Al frente de la presidencia, EPN operó para que su partido no perdiera la elección en el Edomex. ¿Sucederá lo mismo con AMLO?
En las elecciones estatal del 2017, Enrique Peña Nieto desplegó una intensa campaña de operadores políticos del aparato oficial para impedir que el Grupo Atlacomulco perdiera el poder en el Estado de México.
En este sentido reflexiona Ernesto Núñez Albarrán, analista y asesor en el INE, y recuerda que el episodio fue plenamente documentado por el periódico Reforma. Reportaje que reveló la asignación de municipios mexiquenses por parte de EPN a su gabinete para llevar a cabo eventos masivos de reparto de despensas, enseres domésticos, becas y apoyos de programas sociales.
El resultado fue una base de datos de beneficiarios que constituirían una reserva de votos a favor del PRI para asegurar la gubernatura. Operación que se hizo con el apoyo del mandatario estatal en turno, Eruviel Ávila.
La contienda en ese momento se disputó entre el aparato oficial y Morena con su candidata Delfina Gómez, quien contaba con todo el respaldo de AMLO.
Si bien Gómez no ganó, explica Núñez Albarrán, su campaña sirvió de base para que, en 2018, Morena obtuviera 4 millones 373 mil votos. Además de avanzar en el número de ayuntamientos, diputaciones locales y federales.

Fragmentos de registros:

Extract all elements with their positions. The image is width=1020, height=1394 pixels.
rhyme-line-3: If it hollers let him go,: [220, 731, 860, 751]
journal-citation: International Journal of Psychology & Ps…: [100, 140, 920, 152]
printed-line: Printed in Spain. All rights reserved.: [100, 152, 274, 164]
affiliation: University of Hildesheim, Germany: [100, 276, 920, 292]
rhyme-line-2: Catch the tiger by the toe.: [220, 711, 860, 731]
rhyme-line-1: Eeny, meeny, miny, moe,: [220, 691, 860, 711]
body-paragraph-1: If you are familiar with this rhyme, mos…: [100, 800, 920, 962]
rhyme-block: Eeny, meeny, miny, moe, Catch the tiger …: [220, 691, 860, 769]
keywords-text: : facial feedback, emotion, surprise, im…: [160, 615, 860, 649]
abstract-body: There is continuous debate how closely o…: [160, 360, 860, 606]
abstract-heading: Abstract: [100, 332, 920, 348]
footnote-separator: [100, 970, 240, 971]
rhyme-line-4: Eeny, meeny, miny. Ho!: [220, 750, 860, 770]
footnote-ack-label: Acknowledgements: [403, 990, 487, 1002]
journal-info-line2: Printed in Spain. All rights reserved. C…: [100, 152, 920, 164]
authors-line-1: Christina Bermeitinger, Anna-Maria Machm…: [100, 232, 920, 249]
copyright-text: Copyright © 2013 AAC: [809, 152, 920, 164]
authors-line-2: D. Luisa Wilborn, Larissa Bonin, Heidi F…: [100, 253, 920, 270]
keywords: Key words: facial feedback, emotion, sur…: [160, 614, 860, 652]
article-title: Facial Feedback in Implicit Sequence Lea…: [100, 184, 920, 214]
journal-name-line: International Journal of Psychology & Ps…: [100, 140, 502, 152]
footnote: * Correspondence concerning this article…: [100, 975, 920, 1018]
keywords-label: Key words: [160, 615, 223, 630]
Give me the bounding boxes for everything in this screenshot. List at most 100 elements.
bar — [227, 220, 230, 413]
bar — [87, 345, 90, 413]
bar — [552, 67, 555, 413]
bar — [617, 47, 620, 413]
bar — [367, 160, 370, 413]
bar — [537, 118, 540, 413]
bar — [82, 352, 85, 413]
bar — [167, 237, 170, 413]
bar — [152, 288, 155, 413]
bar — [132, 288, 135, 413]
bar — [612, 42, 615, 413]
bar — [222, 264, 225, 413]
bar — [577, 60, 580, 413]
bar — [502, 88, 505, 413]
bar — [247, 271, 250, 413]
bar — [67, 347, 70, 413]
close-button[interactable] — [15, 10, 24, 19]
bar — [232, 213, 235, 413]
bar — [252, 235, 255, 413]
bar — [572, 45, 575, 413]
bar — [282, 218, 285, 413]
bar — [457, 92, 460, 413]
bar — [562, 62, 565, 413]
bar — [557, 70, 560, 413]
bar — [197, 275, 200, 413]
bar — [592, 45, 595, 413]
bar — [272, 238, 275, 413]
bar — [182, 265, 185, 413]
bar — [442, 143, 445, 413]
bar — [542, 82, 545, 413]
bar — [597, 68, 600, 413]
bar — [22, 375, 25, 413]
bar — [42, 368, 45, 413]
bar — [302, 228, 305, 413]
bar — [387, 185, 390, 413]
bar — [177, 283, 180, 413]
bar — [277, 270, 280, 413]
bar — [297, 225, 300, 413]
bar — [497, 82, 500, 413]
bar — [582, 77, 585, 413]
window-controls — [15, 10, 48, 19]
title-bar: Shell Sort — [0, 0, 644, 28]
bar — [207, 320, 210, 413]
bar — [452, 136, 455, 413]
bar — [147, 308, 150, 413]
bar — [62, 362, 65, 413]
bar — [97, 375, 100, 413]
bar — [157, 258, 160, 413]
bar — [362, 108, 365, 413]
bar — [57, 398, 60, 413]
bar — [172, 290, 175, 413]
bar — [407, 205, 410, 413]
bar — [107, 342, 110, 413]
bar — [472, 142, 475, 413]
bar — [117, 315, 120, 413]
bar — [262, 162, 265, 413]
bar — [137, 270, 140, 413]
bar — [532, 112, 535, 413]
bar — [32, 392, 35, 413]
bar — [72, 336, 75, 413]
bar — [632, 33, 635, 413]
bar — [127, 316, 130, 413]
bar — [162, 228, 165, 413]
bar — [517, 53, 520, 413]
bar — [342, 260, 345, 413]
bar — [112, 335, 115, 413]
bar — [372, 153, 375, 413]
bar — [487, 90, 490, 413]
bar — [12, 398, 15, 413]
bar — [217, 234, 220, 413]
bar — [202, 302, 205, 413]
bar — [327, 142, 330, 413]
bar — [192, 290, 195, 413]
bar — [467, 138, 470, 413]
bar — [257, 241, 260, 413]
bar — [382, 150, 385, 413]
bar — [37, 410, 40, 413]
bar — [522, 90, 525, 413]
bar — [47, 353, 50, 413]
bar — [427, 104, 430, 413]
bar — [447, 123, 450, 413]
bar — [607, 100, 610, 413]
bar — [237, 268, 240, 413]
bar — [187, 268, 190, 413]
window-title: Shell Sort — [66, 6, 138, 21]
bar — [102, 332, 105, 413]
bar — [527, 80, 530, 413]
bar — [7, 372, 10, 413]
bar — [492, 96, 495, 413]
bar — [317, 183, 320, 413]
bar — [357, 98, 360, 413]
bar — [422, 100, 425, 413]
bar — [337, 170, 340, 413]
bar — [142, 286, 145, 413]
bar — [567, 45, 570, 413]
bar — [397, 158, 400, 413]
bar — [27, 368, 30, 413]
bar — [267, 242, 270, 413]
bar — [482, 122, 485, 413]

Tareas por realizar:
1. Reproduce sin cambios el pasaje del texto sobre las elecciones en el Estado de México que va desde "Al frente de" hasta "de programas sociales.".
2. Prosigue el texto sobre las elecciones en el Estado de México a partir de su última oración.

Problemas resueltos:
1.
Al frente de la presidencia, EPN operó para que su partido no perdiera la elección en el Edomex. ¿Sucederá lo mismo con AMLO?
En las elecciones estatal del 2017, Enrique Peña Nieto desplegó una intensa campaña de operadores políticos del aparato oficial para impedir que el Grupo Atlacomulco perdiera el poder en el Estado de México.
En este sentido reflexiona Ernesto Núñez Albarrán, analista y asesor en el INE, y recuerda que el episodio fue plenamente documentado por el periódico Reforma. Reportaje que reveló la asignación de municipios mexiquenses por parte de EPN a su gabinete para llevar a cabo eventos masivos de reparto de despensas, enseres domésticos, becas y apoyos de programas sociales.

2.
En 2021, la tendencia no se mantuvo y la alianza Juntos Hacemos Historia cayó a 3 millones de votos, pero mantiene su dominio en la Zona Metropolitana de la Ciudad de México, con 24 de 41 distritos federales y la mayor parte de los ayuntamientos más poblados.
“Con esa fuerza, el movimiento lopezobradorista y su anunciada candidata a la gubernatura, Delfina Gómez, caminan confiados hacia las elecciones del 4 de junio de 2023, cuando nuevamente el PRI tratará de defender su bastión, una de las tres gubernaturas que le quedan”.
Ernesto Núñez Albarrán
La diferencia con 2017, es que Morena ahora es el partido oficial que tiene para su uso discrecional el aparato gubernamental, los programas sociales y la propaganda que se emite desde Palacio Nacional.
Si, como señala Núñez, las elecciones del 2023 son la antesala de la presidencial del 2024, “las fuerzas políticas afilan los cuchillos con tanta anticipación”
El Estado de México concentra un padrón de 12.4 millones de electores, el más grande del país. Por lo que quien gane 2023, llegará con una amplia ventaja para 2024.
Y aunque Ernesto Núñez considera que ganar la entidad no debería obsesionar al actual presidente al grado de echar mano del aparato gubernamental para que la maestra Delfina sea gobernadora, los últimos movimientos desde el gobierno federal indican que está más que encarrerado a la conquista de la joya de la corona.
Con información de Aristegui Noticias.